TASK OBJECTIVE - Copy the stretch from the start of the records through the line that contains "y-axis-title: Y: [12, 413, 42, 430]". Swap "Cluster trajectories" for "Group trajectories" and change nothing else.

***** RECORDS PROVIDED

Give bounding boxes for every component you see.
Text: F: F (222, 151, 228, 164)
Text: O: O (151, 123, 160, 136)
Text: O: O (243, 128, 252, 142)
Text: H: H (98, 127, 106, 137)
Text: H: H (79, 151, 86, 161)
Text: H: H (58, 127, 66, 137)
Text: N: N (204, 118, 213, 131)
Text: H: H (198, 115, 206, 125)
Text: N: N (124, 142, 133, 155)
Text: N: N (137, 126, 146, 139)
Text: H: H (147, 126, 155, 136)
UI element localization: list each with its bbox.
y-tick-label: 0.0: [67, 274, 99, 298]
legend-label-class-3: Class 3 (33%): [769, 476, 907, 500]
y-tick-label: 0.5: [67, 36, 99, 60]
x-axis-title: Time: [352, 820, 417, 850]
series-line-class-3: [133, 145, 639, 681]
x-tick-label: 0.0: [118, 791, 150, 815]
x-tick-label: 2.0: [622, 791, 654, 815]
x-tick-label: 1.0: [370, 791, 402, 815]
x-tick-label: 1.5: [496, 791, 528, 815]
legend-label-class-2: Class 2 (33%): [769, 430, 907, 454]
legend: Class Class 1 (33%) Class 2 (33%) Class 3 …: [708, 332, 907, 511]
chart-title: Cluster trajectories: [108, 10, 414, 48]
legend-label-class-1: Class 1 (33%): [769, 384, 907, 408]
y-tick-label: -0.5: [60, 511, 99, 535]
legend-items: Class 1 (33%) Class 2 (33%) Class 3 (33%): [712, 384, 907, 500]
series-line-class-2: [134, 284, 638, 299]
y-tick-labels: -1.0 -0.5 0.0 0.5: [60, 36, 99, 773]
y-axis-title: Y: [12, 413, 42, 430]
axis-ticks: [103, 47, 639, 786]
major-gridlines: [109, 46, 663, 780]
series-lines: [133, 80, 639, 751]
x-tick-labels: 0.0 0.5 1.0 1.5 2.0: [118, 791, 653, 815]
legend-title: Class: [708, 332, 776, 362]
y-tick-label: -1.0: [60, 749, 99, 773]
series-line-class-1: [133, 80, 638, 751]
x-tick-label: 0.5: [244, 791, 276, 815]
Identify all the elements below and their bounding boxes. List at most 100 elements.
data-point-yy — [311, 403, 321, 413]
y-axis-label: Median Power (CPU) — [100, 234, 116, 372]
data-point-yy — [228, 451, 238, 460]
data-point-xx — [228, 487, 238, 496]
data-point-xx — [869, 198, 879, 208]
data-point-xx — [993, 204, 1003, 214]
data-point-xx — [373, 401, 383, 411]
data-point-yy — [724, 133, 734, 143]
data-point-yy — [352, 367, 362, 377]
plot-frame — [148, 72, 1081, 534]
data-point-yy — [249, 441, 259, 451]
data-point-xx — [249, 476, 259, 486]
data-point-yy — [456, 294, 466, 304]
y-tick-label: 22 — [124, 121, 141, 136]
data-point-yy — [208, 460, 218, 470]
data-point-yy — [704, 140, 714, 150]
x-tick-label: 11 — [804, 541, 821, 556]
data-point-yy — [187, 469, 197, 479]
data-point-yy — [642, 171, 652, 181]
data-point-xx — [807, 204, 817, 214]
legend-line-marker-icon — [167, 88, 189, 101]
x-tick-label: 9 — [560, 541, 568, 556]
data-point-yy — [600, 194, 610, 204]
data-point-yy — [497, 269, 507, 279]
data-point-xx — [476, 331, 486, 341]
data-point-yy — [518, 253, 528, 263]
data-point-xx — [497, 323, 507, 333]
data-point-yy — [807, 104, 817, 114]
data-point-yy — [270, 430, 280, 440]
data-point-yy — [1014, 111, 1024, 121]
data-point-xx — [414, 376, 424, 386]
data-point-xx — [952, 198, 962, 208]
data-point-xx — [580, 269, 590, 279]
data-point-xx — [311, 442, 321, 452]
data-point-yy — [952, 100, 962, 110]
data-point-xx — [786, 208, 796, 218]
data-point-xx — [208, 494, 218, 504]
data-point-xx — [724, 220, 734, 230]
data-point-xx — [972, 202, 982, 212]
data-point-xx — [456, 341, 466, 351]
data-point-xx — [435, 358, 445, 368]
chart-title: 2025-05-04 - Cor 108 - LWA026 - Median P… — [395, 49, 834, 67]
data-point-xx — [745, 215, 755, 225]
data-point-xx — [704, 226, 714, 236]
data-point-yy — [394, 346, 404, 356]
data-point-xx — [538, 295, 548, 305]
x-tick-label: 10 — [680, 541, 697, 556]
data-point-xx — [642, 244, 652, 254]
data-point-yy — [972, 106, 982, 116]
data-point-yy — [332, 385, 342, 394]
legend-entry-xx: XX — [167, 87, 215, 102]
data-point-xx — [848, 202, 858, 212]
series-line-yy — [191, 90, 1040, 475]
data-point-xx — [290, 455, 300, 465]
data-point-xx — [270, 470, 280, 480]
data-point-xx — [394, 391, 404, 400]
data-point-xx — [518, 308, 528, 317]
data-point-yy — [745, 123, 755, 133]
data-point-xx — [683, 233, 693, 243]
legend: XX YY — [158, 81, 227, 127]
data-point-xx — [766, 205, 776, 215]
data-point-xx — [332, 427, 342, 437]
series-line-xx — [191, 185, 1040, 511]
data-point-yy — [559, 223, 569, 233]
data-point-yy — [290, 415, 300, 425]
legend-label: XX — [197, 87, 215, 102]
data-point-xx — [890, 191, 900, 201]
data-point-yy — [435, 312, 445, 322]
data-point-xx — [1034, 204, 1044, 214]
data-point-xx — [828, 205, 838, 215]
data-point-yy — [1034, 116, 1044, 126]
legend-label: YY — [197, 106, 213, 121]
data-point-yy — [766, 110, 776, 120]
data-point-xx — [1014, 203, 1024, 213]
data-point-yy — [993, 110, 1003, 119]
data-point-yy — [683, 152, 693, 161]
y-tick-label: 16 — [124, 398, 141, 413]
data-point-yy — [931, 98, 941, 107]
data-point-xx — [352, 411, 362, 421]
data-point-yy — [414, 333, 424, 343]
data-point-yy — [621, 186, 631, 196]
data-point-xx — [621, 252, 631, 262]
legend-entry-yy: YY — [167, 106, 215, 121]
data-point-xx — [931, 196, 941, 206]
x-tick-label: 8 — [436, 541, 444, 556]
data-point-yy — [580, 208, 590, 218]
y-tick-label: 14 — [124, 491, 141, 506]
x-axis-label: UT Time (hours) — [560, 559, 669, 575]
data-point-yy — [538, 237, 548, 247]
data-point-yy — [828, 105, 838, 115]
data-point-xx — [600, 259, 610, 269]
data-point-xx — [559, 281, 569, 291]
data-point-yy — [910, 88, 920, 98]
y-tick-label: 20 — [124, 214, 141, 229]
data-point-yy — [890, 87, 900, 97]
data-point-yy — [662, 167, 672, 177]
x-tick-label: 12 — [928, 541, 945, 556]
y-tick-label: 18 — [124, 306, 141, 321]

**********

FULL SOLUTION -
Give bounding boxes for every component you see.
Text: F: F (222, 151, 228, 164)
Text: O: O (151, 123, 160, 136)
Text: O: O (243, 128, 252, 142)
Text: H: H (98, 127, 106, 137)
Text: H: H (79, 151, 86, 161)
Text: H: H (58, 127, 66, 137)
Text: N: N (204, 118, 213, 131)
Text: H: H (198, 115, 206, 125)
Text: N: N (124, 142, 133, 155)
Text: N: N (137, 126, 146, 139)
Text: H: H (147, 126, 155, 136)
UI element localization: list each with its bbox.
y-tick-label: 0.0: [67, 274, 99, 298]
legend-label-class-3: Class 3 (33%): [769, 476, 907, 500]
y-tick-label: 0.5: [67, 36, 99, 60]
x-axis-title: Time: [352, 820, 417, 850]
series-line-class-3: [133, 145, 639, 681]
x-tick-label: 0.0: [118, 791, 150, 815]
x-tick-label: 2.0: [622, 791, 654, 815]
x-tick-label: 1.0: [370, 791, 402, 815]
x-tick-label: 1.5: [496, 791, 528, 815]
legend-label-class-2: Class 2 (33%): [769, 430, 907, 454]
legend: Class Class 1 (33%) Class 2 (33%) Class 3 …: [708, 332, 907, 511]
chart-title: Group trajectories: [108, 10, 414, 48]
legend-label-class-1: Class 1 (33%): [769, 384, 907, 408]
y-tick-label: -0.5: [60, 511, 99, 535]
legend-items: Class 1 (33%) Class 2 (33%) Class 3 (33%): [712, 384, 907, 500]
series-line-class-2: [134, 284, 638, 299]
y-tick-labels: -1.0 -0.5 0.0 0.5: [60, 36, 99, 773]
y-axis-title: Y: [12, 413, 42, 430]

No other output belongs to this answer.